[Aim of the exercise]: Write out the entries, please, from the line containing "Read the values" through their final line, exactly and with nothing else.
******
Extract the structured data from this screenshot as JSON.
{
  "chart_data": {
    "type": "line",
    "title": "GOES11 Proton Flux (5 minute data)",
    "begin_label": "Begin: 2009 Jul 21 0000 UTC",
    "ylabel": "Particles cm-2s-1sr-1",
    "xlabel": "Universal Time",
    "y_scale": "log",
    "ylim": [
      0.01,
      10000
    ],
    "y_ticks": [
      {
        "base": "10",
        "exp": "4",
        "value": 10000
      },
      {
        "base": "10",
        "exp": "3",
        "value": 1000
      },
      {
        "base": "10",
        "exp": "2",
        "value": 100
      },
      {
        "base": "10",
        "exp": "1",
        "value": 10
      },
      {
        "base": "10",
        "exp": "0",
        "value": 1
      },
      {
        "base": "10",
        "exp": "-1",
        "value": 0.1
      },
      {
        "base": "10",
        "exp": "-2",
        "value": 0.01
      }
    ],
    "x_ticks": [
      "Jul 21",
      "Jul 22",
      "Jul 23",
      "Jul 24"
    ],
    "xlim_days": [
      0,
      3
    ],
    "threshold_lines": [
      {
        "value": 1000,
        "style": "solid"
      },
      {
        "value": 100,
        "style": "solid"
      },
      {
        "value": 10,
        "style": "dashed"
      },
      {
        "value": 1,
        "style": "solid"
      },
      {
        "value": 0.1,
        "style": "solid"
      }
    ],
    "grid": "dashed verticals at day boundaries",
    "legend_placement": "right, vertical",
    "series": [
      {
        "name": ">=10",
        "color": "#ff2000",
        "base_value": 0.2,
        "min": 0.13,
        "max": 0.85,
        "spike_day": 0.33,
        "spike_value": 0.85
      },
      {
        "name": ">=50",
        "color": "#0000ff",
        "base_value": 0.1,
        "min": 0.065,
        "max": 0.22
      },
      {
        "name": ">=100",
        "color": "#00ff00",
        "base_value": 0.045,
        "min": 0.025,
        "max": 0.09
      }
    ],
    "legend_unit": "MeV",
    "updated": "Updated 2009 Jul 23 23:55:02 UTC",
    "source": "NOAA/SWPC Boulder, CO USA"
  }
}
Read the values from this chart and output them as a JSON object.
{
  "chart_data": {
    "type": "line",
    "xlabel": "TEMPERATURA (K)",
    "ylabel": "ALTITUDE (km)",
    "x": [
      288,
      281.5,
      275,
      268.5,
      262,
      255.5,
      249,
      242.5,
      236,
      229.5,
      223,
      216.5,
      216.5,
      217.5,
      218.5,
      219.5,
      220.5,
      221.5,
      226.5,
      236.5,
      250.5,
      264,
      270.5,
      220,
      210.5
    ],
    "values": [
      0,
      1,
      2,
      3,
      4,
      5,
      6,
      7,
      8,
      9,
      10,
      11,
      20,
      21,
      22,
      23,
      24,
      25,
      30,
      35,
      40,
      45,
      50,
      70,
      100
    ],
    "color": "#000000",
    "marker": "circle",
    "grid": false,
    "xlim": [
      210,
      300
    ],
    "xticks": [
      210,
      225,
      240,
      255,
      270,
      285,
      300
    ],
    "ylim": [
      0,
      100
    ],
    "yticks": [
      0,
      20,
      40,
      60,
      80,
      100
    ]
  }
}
******
[Full solution]:
Read the values from this chart and output them as a JSON object.
{
  "chart_data": {
    "type": "line",
    "xlabel": "TEMPERATURA (K)",
    "ylabel": "ALTITUDE (km)",
    "x": [
      288,
      281.5,
      275,
      268.5,
      262,
      255.5,
      249,
      242.5,
      236,
      229.5,
      223,
      216.5,
      216.5,
      217.5,
      218.5,
      219.5,
      220.5,
      221.5,
      226.5,
      236.5,
      250.5,
      264,
      270.5,
      220,
      210.5
    ],
    "values": [
      0,
      1,
      2,
      3,
      4,
      5,
      6,
      7,
      8,
      9,
      10,
      11,
      20,
      21,
      22,
      23,
      24,
      25,
      30,
      35,
      40,
      45,
      50,
      70,
      100
    ],
    "color": "#000000",
    "marker": "circle",
    "grid": false,
    "xlim": [
      210,
      300
    ],
    "xticks": [
      210,
      225,
      240,
      255,
      270,
      285,
      300
    ],
    "ylim": [
      0,
      100
    ],
    "yticks": [
      0,
      20,
      40,
      60,
      80,
      100
    ]
  }
}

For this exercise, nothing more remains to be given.